DIRECTIONS ▸
Answer these questions using the text below on worker status:
(a) Besides controlling the claimants' hours of work and methods of work, what did the respondent exercise over them?
(b) Which three workers does the text name?
(c) Which statutory provision does the text cite?

EXTRACT PROVIDED ▸

The respondent did exercise such control over the claimants. It controlled their hours of work, it controlled their methods of work and it exercised direct supervision over them. The beauty of the dictation transcription work, as the respondent offered it to the claimants, was that they could do essentially what they would do in the typing pool of a large law firm or other business, but do so at home. The element of control was otherwise virtually identical to that exercised by a large law firm or other employer of typists. Because the claimants attended their work shifts over the Internet, there was no dress code and no commuting time, but they still had to be "at work" (on the Internet from their home computers) during their work hours. The respondent, in every respect other than what the claimants wore to work, exercised the same degree of control over the claimants as would a law firm employing them. The respondent employed the claimants.
Pursuant to Mont. Code Ann. § 39-51-201(15) and Sharp, op. cit., the claimants cannot simply agree (by the "confidentiality" agreements) that their relationships with the respondent are those of independent contractors and thereby defeat the meaning and intent of the law. To be independent contractors, King, Price and Burklo must each engage in an independently established trade, occupation, profession or business, as well as being free from the respondent's control or direction over the performance of those services. Here, in addition to the control the respondent exercised, there is no evidence that these three workers engaged in any independently established trade, profession or business. Stating in the confidentiality agreements that they are independent contractors does not make it so.

[Excerpt from a dataset]
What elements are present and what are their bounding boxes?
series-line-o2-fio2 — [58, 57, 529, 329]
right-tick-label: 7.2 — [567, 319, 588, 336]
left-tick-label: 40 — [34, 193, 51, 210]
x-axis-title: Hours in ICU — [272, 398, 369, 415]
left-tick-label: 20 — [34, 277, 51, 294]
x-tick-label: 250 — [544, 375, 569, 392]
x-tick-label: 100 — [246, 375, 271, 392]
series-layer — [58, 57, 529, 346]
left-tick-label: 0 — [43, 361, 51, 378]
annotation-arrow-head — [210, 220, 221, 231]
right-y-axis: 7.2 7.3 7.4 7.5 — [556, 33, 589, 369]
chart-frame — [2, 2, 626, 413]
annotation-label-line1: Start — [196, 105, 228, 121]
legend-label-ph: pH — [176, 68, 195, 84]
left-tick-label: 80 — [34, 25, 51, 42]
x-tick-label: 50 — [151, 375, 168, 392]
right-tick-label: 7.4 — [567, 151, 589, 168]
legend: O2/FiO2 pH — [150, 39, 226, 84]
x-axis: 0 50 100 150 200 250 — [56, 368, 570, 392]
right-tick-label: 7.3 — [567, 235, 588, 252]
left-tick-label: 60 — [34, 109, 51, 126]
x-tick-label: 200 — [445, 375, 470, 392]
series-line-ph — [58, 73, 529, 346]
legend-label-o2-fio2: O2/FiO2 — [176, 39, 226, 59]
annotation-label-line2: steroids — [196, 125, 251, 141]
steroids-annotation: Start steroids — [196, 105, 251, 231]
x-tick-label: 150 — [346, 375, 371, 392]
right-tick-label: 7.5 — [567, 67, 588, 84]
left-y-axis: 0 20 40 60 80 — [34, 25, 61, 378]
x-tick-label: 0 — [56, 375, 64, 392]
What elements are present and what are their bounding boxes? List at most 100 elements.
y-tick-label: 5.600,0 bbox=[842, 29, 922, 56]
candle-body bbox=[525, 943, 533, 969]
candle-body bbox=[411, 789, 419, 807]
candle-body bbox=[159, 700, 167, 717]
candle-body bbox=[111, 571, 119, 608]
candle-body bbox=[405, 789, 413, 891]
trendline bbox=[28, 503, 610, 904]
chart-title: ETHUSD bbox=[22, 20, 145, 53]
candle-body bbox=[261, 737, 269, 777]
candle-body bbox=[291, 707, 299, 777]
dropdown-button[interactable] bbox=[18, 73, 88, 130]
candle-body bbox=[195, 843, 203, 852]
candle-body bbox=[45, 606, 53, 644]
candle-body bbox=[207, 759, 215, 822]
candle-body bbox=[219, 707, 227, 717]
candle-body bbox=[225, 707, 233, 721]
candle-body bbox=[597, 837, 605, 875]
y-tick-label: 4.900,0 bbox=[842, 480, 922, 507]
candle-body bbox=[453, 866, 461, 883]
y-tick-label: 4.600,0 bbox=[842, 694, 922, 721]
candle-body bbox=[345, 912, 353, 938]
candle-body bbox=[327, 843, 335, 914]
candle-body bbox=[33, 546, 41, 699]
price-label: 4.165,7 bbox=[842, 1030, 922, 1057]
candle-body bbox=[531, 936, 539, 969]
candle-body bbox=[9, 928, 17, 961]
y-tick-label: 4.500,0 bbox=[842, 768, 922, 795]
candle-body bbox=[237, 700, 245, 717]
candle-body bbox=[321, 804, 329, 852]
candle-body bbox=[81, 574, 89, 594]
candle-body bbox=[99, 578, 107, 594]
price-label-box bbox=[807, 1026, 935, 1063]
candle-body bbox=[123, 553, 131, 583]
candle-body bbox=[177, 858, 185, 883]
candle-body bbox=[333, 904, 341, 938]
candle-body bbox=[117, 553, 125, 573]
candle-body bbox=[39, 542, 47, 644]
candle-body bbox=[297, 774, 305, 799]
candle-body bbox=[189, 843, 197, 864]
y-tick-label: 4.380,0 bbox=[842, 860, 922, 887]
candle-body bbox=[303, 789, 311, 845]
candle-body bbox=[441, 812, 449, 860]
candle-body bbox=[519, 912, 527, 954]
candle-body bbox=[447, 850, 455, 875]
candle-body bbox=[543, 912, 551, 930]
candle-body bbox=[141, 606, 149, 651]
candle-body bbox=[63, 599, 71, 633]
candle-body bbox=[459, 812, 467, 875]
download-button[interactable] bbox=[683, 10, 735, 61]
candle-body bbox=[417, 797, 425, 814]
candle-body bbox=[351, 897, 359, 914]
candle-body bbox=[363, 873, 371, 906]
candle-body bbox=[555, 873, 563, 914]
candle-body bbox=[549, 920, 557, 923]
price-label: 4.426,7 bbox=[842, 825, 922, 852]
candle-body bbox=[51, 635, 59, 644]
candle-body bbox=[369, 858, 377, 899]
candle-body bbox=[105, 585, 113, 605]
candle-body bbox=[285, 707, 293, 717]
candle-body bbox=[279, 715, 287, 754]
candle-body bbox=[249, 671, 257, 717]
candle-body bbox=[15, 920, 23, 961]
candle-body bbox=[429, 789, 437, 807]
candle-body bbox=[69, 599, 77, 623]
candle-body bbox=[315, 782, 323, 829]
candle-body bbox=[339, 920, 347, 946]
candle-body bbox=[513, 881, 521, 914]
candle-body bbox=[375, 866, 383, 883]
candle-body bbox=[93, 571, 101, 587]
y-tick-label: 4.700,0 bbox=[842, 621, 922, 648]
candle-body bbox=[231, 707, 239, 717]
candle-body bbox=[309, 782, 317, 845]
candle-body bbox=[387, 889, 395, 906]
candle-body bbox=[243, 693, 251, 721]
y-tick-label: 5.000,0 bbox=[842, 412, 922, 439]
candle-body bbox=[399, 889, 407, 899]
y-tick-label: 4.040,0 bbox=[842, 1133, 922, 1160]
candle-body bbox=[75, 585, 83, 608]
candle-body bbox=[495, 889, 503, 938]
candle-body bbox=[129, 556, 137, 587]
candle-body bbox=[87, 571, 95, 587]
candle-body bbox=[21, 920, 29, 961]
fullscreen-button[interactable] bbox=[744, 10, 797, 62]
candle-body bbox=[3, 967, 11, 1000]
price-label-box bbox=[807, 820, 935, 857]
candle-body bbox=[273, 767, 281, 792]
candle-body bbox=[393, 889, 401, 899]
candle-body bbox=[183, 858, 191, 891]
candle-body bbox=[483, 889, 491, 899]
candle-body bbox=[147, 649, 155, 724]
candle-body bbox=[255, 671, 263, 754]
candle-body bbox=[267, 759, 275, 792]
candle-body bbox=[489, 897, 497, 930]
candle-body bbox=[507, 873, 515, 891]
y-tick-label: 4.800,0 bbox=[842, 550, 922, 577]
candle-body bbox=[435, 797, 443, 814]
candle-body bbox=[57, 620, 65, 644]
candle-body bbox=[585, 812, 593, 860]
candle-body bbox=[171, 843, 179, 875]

SOLUTION TO THE EXERCISE ▸
(a) Direct supervision.
(b) King, Price and Burklo.
(c) Mont. Code Ann. § 39-51-201(15).